Records excerpted from a collection

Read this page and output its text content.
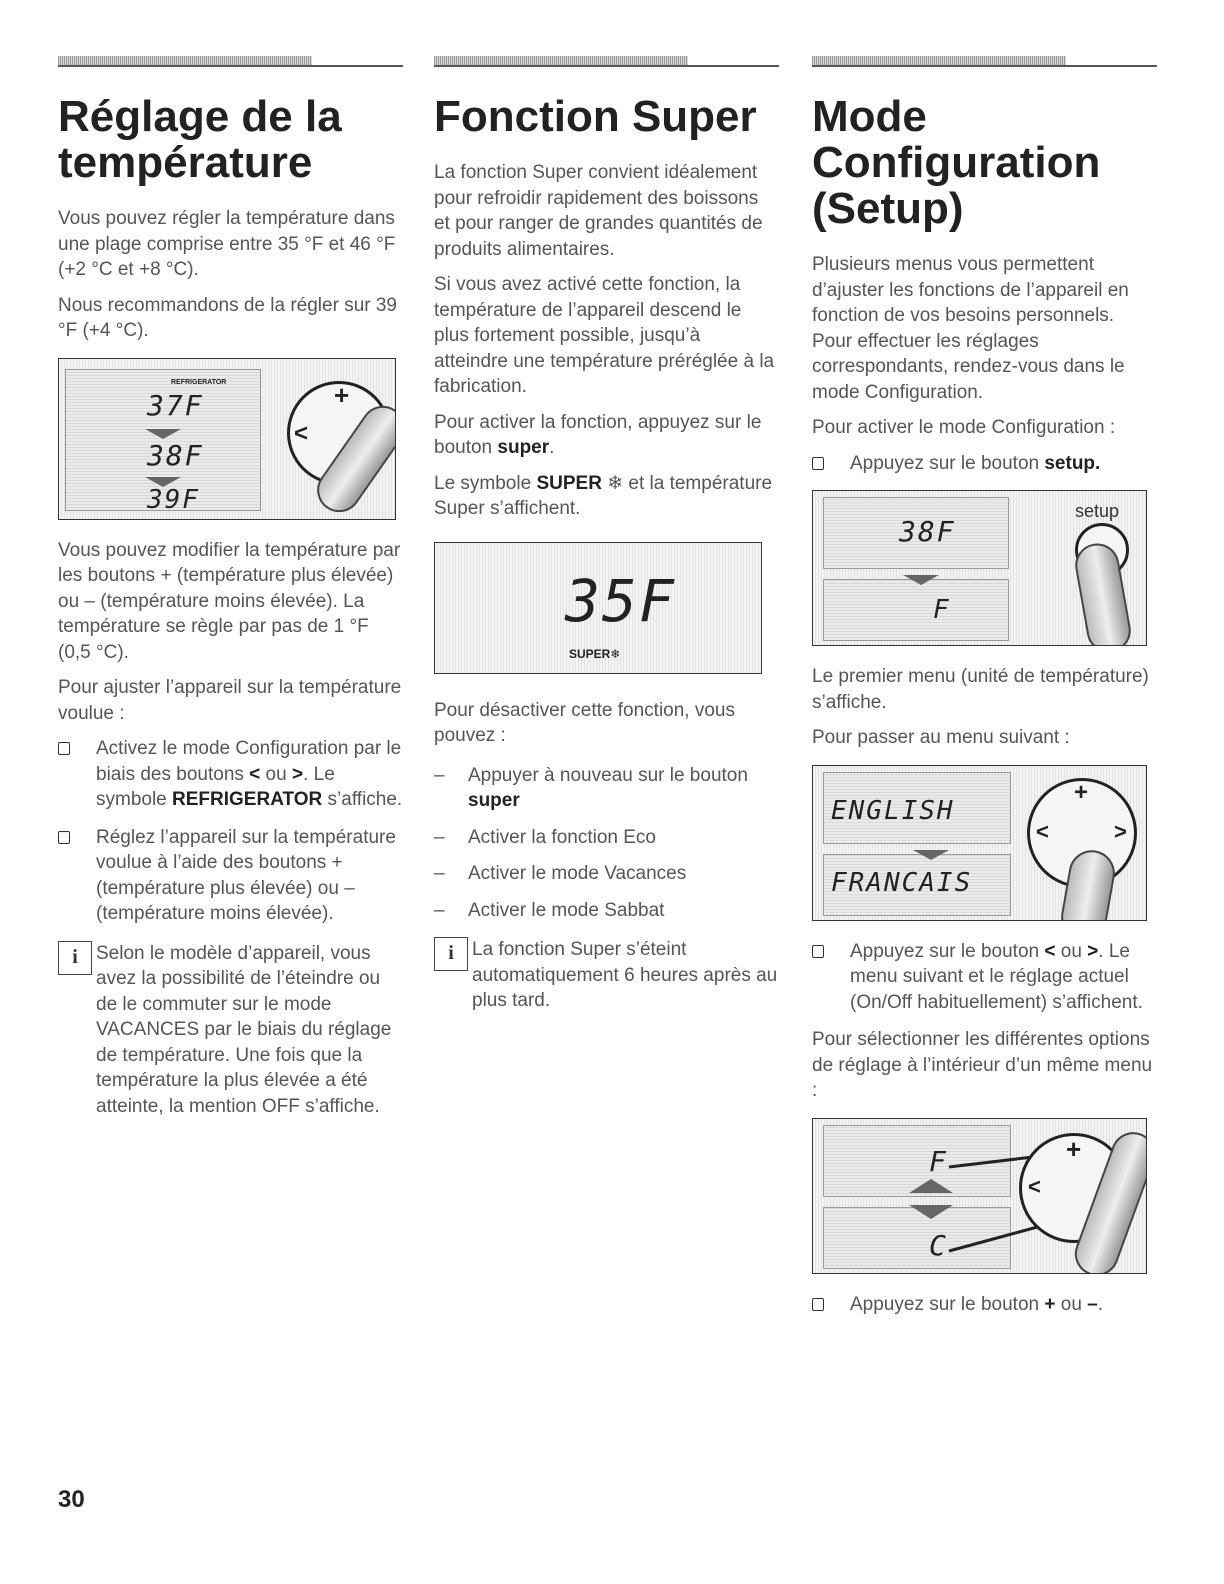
Réglage de la
température

Vous pouvez régler la température dans une plage comprise entre 35 °F et 46 °F (+2 °C et +8 °C).

Nous recommandons de la régler sur 39 °F (+4 °C).

REFRIGERATOR
37F
38F
39F
+
<

Vous pouvez modifier la température par les boutons + (température plus élevée) ou – (température moins élevée). La température se règle par pas de 1 °F (0,5 °C).

Pour ajuster l’appareil sur la température voulue :

Activez le mode Configuration par le biais des boutons < ou >. Le symbole REFRIGERATOR s’affiche.
Réglez l’appareil sur la température voulue à l’aide des boutons + (température plus élevée) ou – (température moins élevée).
i Selon le modèle d’appareil, vous avez la possibilité de l’éteindre ou de le commuter sur le mode VACANCES par le biais du réglage de température. Une fois que la température la plus élevée a été atteinte, la mention OFF s’affiche.
Fonction Super

La fonction Super convient idéalement pour refroidir rapidement des boissons et pour ranger de grandes quantités de produits alimentaires.

Si vous avez activé cette fonction, la température de l’appareil descend le plus fortement possible, jusqu’à atteindre une température préréglée à la fabrication.

Pour activer la fonction, appuyez sur le bouton super.

Le symbole SUPER ❄ et la température Super s’affichent.

35F
SUPER❄

Pour désactiver cette fonction, vous pouvez :

– Appuyer à nouveau sur le bouton super
– Activer la fonction Eco
– Activer le mode Vacances
– Activer le mode Sabbat
i La fonction Super s’éteint automatiquement 6 heures après au plus tard.
Mode
Configuration
(Setup)

Plusieurs menus vous permettent d’ajuster les fonctions de l’appareil en fonction de vos besoins personnels. Pour effectuer les réglages correspondants, rendez-vous dans le mode Configuration.

Pour activer le mode Configuration :

Appuyez sur le bouton setup.
38F
F
setup

Le premier menu (unité de température) s’affiche.

Pour passer au menu suivant :

ENGLISH
FRANCAIS
+
<	>
Appuyez sur le bouton < ou >. Le menu suivant et le réglage actuel (On/Off habituellement) s’affichent.

Pour sélectionner les différentes options de réglage à l’intérieur d’un même menu :

F
C
+
<
Appuyez sur le bouton + ou –.
30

§ **Brief**: Find and copy each line above that includes the string "dans".

§ **Complete answer**:
Vous pouvez régler la température dans une plage comprise entre 35 °F et 46 °F (+2 °C et +8 °C).
Plusieurs menus vous permettent d’ajuster les fonctions de l’appareil en fonction de vos besoins personnels. Pour effectuer les réglages correspondants, rendez-vous dans le mode Configuration.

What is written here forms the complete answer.